TASK GOAL – Can you output the records below exactly as they are written?
begin EXTRACTED INFORMATION
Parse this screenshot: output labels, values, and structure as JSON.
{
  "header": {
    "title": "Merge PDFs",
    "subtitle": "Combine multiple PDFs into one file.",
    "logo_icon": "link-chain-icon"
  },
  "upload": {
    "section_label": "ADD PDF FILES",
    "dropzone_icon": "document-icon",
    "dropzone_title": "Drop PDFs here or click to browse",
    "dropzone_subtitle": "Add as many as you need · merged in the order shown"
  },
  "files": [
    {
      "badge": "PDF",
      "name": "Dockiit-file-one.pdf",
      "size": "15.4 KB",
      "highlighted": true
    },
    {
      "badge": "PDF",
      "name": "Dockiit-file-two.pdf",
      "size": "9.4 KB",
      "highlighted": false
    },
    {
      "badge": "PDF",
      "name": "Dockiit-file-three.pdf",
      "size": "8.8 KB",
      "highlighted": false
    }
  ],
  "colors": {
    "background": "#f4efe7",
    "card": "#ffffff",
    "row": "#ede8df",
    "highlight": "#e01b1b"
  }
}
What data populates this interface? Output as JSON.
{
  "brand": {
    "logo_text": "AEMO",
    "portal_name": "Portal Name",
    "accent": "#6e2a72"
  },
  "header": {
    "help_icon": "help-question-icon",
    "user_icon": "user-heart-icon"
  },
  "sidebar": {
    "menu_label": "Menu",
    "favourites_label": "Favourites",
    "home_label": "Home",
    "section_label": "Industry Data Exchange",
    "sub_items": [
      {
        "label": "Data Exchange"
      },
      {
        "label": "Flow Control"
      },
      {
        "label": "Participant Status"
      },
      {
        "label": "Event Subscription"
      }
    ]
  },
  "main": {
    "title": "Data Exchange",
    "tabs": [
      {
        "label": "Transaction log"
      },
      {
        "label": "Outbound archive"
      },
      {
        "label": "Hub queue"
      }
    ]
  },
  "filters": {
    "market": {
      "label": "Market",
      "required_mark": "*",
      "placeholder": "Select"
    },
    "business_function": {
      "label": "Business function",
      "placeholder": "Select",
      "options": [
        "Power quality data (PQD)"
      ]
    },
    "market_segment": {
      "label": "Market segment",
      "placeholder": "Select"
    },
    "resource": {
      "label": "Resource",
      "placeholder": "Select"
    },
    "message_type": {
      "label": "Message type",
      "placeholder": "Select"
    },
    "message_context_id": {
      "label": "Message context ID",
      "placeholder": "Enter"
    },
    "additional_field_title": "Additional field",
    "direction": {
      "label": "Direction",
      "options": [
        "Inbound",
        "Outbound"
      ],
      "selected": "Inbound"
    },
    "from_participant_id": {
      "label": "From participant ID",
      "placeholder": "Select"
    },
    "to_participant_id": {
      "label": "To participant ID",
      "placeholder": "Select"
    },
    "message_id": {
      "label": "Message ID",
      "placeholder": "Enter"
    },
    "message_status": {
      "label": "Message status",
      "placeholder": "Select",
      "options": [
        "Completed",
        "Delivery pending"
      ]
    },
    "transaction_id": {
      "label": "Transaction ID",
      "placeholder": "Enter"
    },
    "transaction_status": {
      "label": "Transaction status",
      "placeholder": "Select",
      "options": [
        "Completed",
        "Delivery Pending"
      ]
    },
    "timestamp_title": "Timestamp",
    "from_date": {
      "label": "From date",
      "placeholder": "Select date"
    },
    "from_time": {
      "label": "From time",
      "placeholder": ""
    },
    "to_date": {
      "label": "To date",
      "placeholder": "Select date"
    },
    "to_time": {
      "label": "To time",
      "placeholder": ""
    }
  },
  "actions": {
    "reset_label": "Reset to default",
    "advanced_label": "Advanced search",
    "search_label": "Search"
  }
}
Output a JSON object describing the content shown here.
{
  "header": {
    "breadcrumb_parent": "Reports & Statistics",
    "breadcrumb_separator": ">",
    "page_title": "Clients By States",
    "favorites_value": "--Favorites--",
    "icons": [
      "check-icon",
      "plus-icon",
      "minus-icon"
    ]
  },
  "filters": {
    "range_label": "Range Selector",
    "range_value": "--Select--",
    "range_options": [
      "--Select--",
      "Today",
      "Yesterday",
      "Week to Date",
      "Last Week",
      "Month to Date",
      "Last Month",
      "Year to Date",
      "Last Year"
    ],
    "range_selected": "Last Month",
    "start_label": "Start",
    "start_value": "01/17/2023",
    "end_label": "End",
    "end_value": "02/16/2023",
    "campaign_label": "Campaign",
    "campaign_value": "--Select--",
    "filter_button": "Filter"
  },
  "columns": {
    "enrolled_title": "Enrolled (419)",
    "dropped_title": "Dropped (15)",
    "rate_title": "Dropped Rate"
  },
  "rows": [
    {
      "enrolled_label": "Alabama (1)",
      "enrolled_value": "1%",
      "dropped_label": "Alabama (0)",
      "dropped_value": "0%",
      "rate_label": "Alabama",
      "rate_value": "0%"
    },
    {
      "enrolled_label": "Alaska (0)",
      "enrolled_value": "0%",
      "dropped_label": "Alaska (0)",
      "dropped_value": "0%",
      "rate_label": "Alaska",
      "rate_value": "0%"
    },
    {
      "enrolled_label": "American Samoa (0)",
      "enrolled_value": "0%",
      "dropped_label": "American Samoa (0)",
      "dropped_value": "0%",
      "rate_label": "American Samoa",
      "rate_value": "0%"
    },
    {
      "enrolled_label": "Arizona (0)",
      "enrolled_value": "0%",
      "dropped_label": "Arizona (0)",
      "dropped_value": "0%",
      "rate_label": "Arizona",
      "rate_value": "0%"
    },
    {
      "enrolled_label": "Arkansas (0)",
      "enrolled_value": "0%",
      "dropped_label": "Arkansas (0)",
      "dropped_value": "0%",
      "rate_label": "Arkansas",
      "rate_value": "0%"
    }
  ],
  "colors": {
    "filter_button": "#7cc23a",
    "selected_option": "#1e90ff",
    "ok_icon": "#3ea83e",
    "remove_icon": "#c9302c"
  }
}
end EXTRACTED INFORMATION
EXERCISE OUTPUT –
Parse this screenshot: output labels, values, and structure as JSON.
{
  "header": {
    "title": "Merge PDFs",
    "subtitle": "Combine multiple PDFs into one file.",
    "logo_icon": "link-chain-icon"
  },
  "upload": {
    "section_label": "ADD PDF FILES",
    "dropzone_icon": "document-icon",
    "dropzone_title": "Drop PDFs here or click to browse",
    "dropzone_subtitle": "Add as many as you need · merged in the order shown"
  },
  "files": [
    {
      "badge": "PDF",
      "name": "Dockiit-file-one.pdf",
      "size": "15.4 KB",
      "highlighted": true
    },
    {
      "badge": "PDF",
      "name": "Dockiit-file-two.pdf",
      "size": "9.4 KB",
      "highlighted": false
    },
    {
      "badge": "PDF",
      "name": "Dockiit-file-three.pdf",
      "size": "8.8 KB",
      "highlighted": false
    }
  ],
  "colors": {
    "background": "#f4efe7",
    "card": "#ffffff",
    "row": "#ede8df",
    "highlight": "#e01b1b"
  }
}
What data populates this interface? Output as JSON.
{
  "brand": {
    "logo_text": "AEMO",
    "portal_name": "Portal Name",
    "accent": "#6e2a72"
  },
  "header": {
    "help_icon": "help-question-icon",
    "user_icon": "user-heart-icon"
  },
  "sidebar": {
    "menu_label": "Menu",
    "favourites_label": "Favourites",
    "home_label": "Home",
    "section_label": "Industry Data Exchange",
    "sub_items": [
      {
        "label": "Data Exchange"
      },
      {
        "label": "Flow Control"
      },
      {
        "label": "Participant Status"
      },
      {
        "label": "Event Subscription"
      }
    ]
  },
  "main": {
    "title": "Data Exchange",
    "tabs": [
      {
        "label": "Transaction log"
      },
      {
        "label": "Outbound archive"
      },
      {
        "label": "Hub queue"
      }
    ]
  },
  "filters": {
    "market": {
      "label": "Market",
      "required_mark": "*",
      "placeholder": "Select"
    },
    "business_function": {
      "label": "Business function",
      "placeholder": "Select",
      "options": [
        "Power quality data (PQD)"
      ]
    },
    "market_segment": {
      "label": "Market segment",
      "placeholder": "Select"
    },
    "resource": {
      "label": "Resource",
      "placeholder": "Select"
    },
    "message_type": {
      "label": "Message type",
      "placeholder": "Select"
    },
    "message_context_id": {
      "label": "Message context ID",
      "placeholder": "Enter"
    },
    "additional_field_title": "Additional field",
    "direction": {
      "label": "Direction",
      "options": [
        "Inbound",
        "Outbound"
      ],
      "selected": "Inbound"
    },
    "from_participant_id": {
      "label": "From participant ID",
      "placeholder": "Select"
    },
    "to_participant_id": {
      "label": "To participant ID",
      "placeholder": "Select"
    },
    "message_id": {
      "label": "Message ID",
      "placeholder": "Enter"
    },
    "message_status": {
      "label": "Message status",
      "placeholder": "Select",
      "options": [
        "Completed",
        "Delivery pending"
      ]
    },
    "transaction_id": {
      "label": "Transaction ID",
      "placeholder": "Enter"
    },
    "transaction_status": {
      "label": "Transaction status",
      "placeholder": "Select",
      "options": [
        "Completed",
        "Delivery Pending"
      ]
    },
    "timestamp_title": "Timestamp",
    "from_date": {
      "label": "From date",
      "placeholder": "Select date"
    },
    "from_time": {
      "label": "From time",
      "placeholder": ""
    },
    "to_date": {
      "label": "To date",
      "placeholder": "Select date"
    },
    "to_time": {
      "label": "To time",
      "placeholder": ""
    }
  },
  "actions": {
    "reset_label": "Reset to default",
    "advanced_label": "Advanced search",
    "search_label": "Search"
  }
}
Output a JSON object describing the content shown here.
{
  "header": {
    "breadcrumb_parent": "Reports & Statistics",
    "breadcrumb_separator": ">",
    "page_title": "Clients By States",
    "favorites_value": "--Favorites--",
    "icons": [
      "check-icon",
      "plus-icon",
      "minus-icon"
    ]
  },
  "filters": {
    "range_label": "Range Selector",
    "range_value": "--Select--",
    "range_options": [
      "--Select--",
      "Today",
      "Yesterday",
      "Week to Date",
      "Last Week",
      "Month to Date",
      "Last Month",
      "Year to Date",
      "Last Year"
    ],
    "range_selected": "Last Month",
    "start_label": "Start",
    "start_value": "01/17/2023",
    "end_label": "End",
    "end_value": "02/16/2023",
    "campaign_label": "Campaign",
    "campaign_value": "--Select--",
    "filter_button": "Filter"
  },
  "columns": {
    "enrolled_title": "Enrolled (419)",
    "dropped_title": "Dropped (15)",
    "rate_title": "Dropped Rate"
  },
  "rows": [
    {
      "enrolled_label": "Alabama (1)",
      "enrolled_value": "1%",
      "dropped_label": "Alabama (0)",
      "dropped_value": "0%",
      "rate_label": "Alabama",
      "rate_value": "0%"
    },
    {
      "enrolled_label": "Alaska (0)",
      "enrolled_value": "0%",
      "dropped_label": "Alaska (0)",
      "dropped_value": "0%",
      "rate_label": "Alaska",
      "rate_value": "0%"
    },
    {
      "enrolled_label": "American Samoa (0)",
      "enrolled_value": "0%",
      "dropped_label": "American Samoa (0)",
      "dropped_value": "0%",
      "rate_label": "American Samoa",
      "rate_value": "0%"
    },
    {
      "enrolled_label": "Arizona (0)",
      "enrolled_value": "0%",
      "dropped_label": "Arizona (0)",
      "dropped_value": "0%",
      "rate_label": "Arizona",
      "rate_value": "0%"
    },
    {
      "enrolled_label": "Arkansas (0)",
      "enrolled_value": "0%",
      "dropped_label": "Arkansas (0)",
      "dropped_value": "0%",
      "rate_label": "Arkansas",
      "rate_value": "0%"
    }
  ],
  "colors": {
    "filter_button": "#7cc23a",
    "selected_option": "#1e90ff",
    "ok_icon": "#3ea83e",
    "remove_icon": "#c9302c"
  }
}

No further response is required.